-- Start ENTRIES --

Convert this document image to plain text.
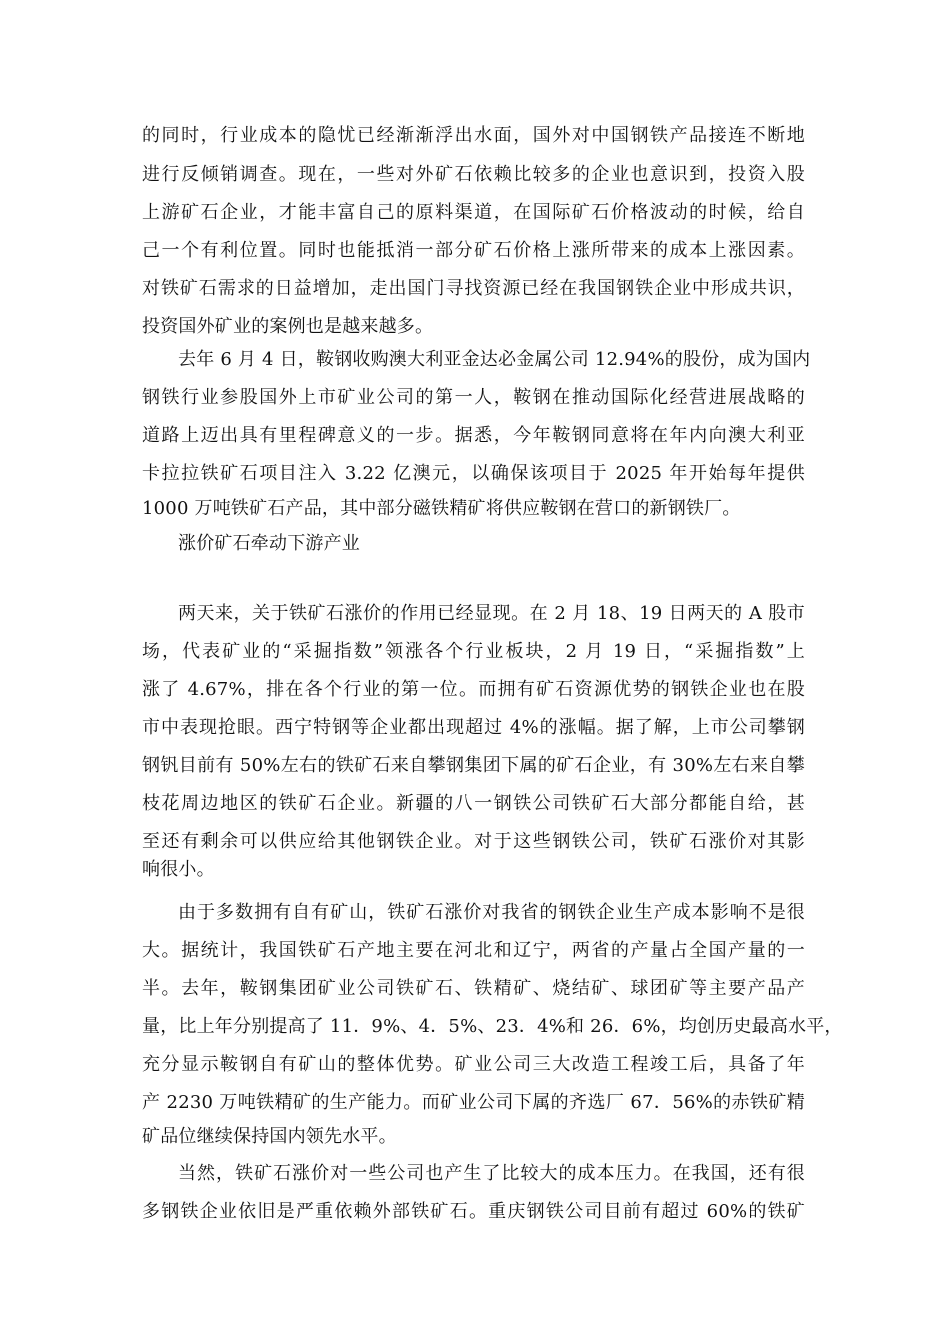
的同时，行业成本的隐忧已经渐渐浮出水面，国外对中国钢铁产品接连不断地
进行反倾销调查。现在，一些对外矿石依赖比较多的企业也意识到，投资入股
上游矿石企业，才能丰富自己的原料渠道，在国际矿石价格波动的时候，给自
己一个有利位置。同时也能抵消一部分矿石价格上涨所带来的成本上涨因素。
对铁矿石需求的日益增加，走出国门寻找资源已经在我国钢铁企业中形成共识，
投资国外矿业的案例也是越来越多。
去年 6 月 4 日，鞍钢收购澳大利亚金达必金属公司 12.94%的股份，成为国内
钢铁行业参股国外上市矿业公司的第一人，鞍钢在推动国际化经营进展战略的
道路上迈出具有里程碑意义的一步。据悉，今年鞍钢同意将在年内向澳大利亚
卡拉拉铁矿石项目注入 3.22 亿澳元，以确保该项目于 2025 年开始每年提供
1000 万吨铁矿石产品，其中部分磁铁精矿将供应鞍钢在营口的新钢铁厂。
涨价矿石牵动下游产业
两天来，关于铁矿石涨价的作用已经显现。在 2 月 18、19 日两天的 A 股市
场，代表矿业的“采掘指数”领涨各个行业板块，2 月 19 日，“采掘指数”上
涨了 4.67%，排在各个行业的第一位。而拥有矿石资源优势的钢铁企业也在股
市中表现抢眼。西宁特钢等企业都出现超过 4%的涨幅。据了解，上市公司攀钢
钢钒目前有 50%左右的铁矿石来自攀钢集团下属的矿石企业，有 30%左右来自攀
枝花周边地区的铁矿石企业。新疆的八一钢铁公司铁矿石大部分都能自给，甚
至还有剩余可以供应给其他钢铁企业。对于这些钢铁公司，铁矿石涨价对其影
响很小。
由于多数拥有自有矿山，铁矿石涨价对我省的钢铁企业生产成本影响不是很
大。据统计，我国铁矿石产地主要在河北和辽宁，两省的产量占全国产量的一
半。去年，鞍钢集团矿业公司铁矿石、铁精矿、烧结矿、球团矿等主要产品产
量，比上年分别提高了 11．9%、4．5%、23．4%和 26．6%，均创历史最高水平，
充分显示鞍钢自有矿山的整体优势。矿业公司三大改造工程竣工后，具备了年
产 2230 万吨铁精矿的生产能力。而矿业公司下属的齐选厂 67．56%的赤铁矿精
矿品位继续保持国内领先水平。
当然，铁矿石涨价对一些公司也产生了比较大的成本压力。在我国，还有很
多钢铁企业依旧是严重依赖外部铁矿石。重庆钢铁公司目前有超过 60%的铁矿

-- End ENTRIES --
-- Start ENTRIES --

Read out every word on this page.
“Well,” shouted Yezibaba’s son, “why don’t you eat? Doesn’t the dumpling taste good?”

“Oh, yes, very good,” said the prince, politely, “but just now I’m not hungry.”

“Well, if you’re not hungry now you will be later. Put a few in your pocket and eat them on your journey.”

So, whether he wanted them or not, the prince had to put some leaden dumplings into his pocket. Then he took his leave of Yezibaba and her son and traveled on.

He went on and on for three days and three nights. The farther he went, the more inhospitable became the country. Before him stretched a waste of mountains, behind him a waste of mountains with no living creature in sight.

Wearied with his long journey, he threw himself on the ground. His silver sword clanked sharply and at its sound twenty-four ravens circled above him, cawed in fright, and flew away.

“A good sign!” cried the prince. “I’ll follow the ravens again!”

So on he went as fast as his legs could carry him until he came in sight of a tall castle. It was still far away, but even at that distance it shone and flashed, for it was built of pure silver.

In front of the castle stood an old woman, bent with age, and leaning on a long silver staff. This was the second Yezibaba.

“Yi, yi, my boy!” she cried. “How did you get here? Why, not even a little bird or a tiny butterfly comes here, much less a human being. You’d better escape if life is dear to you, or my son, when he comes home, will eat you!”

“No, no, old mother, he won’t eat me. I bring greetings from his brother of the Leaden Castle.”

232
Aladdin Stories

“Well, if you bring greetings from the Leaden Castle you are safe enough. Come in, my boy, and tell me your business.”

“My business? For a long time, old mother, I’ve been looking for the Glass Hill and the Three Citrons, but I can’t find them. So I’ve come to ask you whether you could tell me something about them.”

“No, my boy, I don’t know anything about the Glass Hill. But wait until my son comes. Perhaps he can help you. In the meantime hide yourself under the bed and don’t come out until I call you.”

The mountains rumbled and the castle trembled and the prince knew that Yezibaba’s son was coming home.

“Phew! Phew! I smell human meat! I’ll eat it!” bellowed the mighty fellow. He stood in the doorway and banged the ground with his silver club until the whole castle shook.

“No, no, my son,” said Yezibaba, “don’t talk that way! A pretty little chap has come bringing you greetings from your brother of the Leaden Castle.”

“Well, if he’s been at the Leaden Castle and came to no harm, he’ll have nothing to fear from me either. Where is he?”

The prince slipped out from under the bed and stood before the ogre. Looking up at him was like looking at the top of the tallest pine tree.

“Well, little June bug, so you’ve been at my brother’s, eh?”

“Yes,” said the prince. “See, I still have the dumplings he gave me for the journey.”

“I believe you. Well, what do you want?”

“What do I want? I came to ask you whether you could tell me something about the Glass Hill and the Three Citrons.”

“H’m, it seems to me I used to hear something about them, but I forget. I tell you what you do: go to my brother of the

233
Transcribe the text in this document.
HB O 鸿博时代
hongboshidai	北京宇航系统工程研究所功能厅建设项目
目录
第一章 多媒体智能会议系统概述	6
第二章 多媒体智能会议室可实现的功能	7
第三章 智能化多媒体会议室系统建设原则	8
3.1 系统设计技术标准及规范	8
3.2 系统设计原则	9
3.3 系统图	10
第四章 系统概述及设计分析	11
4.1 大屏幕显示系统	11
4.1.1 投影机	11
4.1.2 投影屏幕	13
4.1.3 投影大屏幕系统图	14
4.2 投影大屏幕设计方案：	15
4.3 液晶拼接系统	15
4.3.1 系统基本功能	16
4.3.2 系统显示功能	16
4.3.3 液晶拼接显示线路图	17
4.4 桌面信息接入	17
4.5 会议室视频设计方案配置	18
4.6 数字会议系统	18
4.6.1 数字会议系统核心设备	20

-- End ENTRIES --

WHAT YOU SHOULD DO>
Which lines hold the word "that"? Return all of them from the records above.

FINAL RESULT>
So on he went as fast as his legs could carry him until he came in sight of a tall castle. It was still far away, but even at that distance it shone and flashed, for it was built of pure silver.
The mountains rumbled and the castle trembled and the prince knew that Yezibaba’s son was coming home.
“No, no, my son,” said Yezibaba, “don’t talk that way! A pretty little chap has come bringing you greetings from your brother of the Leaden Castle.”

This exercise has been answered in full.